Records shown
--- --- ---

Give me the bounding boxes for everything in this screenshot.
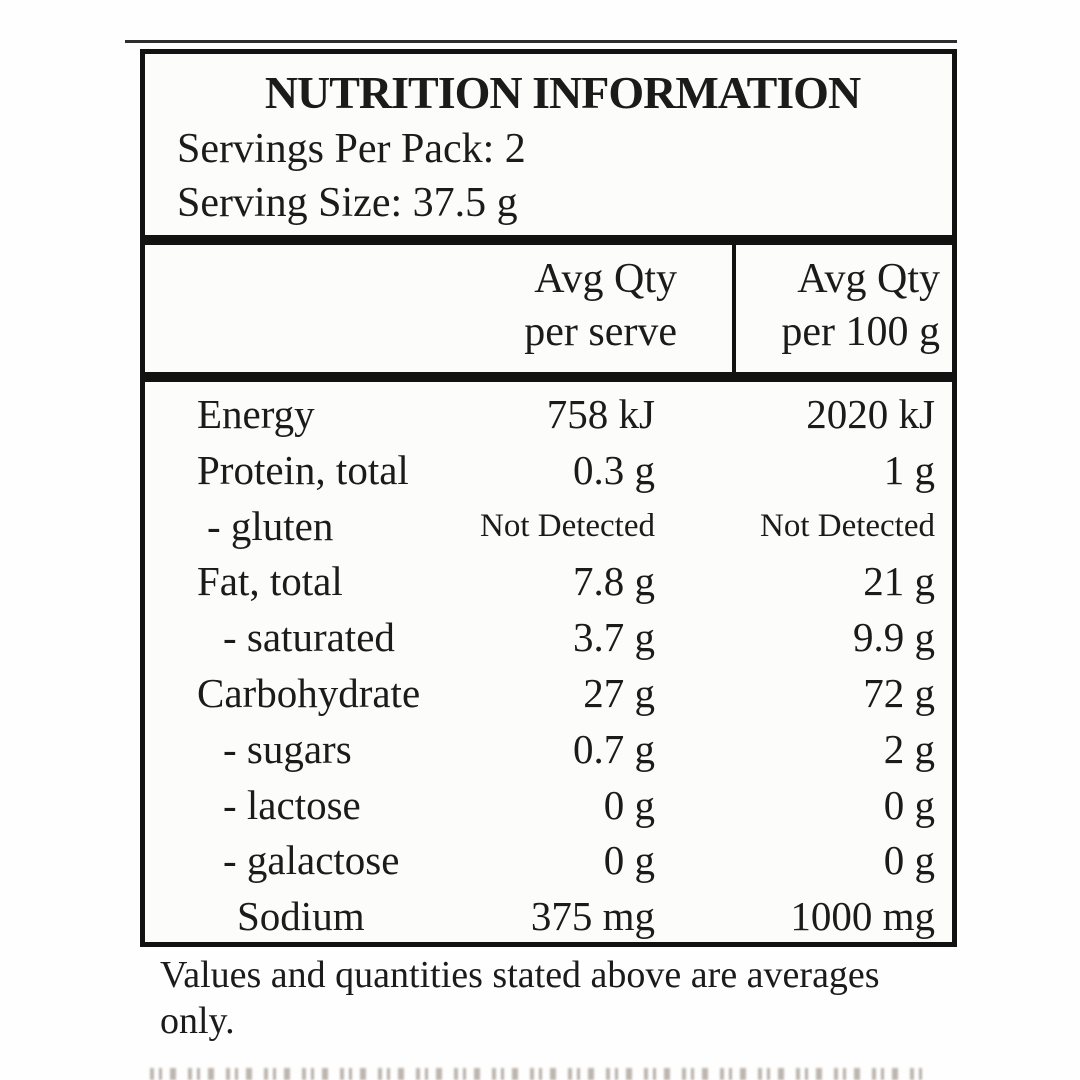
table-row: - saturated 3.7 g 9.9 g: [145, 610, 952, 666]
nutrient-name: - lactose: [223, 781, 361, 828]
col-header-per-serve-line2: per serve: [524, 309, 677, 355]
table-row: Fat, total 7.8 g 21 g: [145, 554, 952, 610]
value-per-100g: 2 g: [883, 725, 935, 772]
nutrient-name: - sugars: [223, 725, 352, 772]
serving-size: Serving Size: 37.5 g: [177, 180, 518, 226]
value-per-serve: 0.7 g: [573, 725, 655, 772]
value-per-serve: 375 mg: [530, 893, 655, 940]
value-per-100g: 0 g: [883, 837, 935, 884]
nutrient-name: Energy: [197, 391, 315, 437]
column-header-section: Avg Qty per serve Avg Qty per 100 g: [140, 240, 957, 377]
table-row: - gluten Not Detected Not Detected: [145, 499, 952, 555]
value-per-serve: 0.3 g: [573, 446, 655, 493]
header-spacer: [145, 245, 397, 372]
table-row: Energy 758 kJ 2020 kJ: [145, 387, 952, 443]
nutrient-name: Sodium: [237, 893, 365, 940]
nutrient-name: Fat, total: [197, 558, 343, 605]
value-per-serve: 3.7 g: [573, 614, 655, 661]
col-header-per-100g-line1: Avg Qty: [797, 256, 940, 302]
header-gap: [677, 245, 732, 372]
value-per-serve: 758 kJ: [546, 391, 655, 437]
nutrient-name: Protein, total: [197, 446, 409, 493]
top-divider-line: [125, 40, 957, 43]
nutrition-table: NUTRITION INFORMATION Servings Per Pack:…: [140, 49, 957, 947]
footnote: Values and quantities stated above are a…: [160, 954, 880, 1042]
value-per-100g: Not Detected: [759, 507, 935, 544]
table-row: - galactose 0 g 0 g: [145, 833, 952, 889]
value-per-100g: 72 g: [863, 669, 935, 716]
value-per-serve: 27 g: [583, 669, 655, 716]
value-per-serve: 0 g: [603, 837, 655, 884]
value-per-100g: 9.9 g: [853, 614, 935, 661]
servings-per-pack: Servings Per Pack: 2: [177, 126, 526, 172]
table-row: Sodium 375 mg 1000 mg: [145, 889, 952, 945]
table-row: Protein, total 0.3 g 1 g: [145, 443, 952, 499]
value-per-100g: 0 g: [883, 781, 935, 828]
cropped-text-line: [150, 1068, 930, 1080]
value-per-serve: 0 g: [603, 781, 655, 828]
table-row: - lactose 0 g 0 g: [145, 778, 952, 834]
nutrient-name: Carbohydrate: [197, 669, 421, 716]
col-header-per-100g: Avg Qty per 100 g: [732, 245, 952, 372]
title-section: NUTRITION INFORMATION Servings Per Pack:…: [140, 49, 957, 240]
value-per-serve: Not Detected: [479, 507, 655, 544]
col-header-per-100g-line2: per 100 g: [781, 309, 940, 355]
nutrient-rows-section: Energy 758 kJ 2020 kJ Protein, total 0.3…: [140, 377, 957, 947]
nutrient-name: - galactose: [223, 837, 400, 884]
value-per-100g: 1 g: [883, 446, 935, 493]
nutrient-name: - saturated: [223, 614, 395, 661]
col-header-per-serve-line1: Avg Qty: [534, 256, 677, 302]
table-row: - sugars 0.7 g 2 g: [145, 722, 952, 778]
value-per-100g: 2020 kJ: [806, 391, 935, 437]
value-per-100g: 21 g: [863, 558, 935, 605]
col-header-per-serve: Avg Qty per serve: [397, 245, 677, 372]
value-per-100g: 1000 mg: [790, 893, 935, 940]
table-title: NUTRITION INFORMATION: [264, 67, 861, 118]
table-row: Carbohydrate 27 g 72 g: [145, 666, 952, 722]
nutrient-name: - gluten: [207, 502, 334, 549]
value-per-serve: 7.8 g: [573, 558, 655, 605]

--- --- ---

Action item
Which of the lines in the material above contain "name"? Copy each one out.

Reply
nutrient-name: - lactose: [223, 781, 361, 828]
nutrient-name: - sugars: [223, 725, 352, 772]
nutrient-name: Energy: [197, 391, 315, 437]
nutrient-name: Sodium: [237, 893, 365, 940]
nutrient-name: Fat, total: [197, 558, 343, 605]
nutrient-name: Protein, total: [197, 446, 409, 493]
nutrient-name: Carbohydrate: [197, 669, 421, 716]
nutrient-name: - galactose: [223, 837, 400, 884]
nutrient-name: - saturated: [223, 614, 395, 661]
nutrient-name: - gluten: [207, 502, 334, 549]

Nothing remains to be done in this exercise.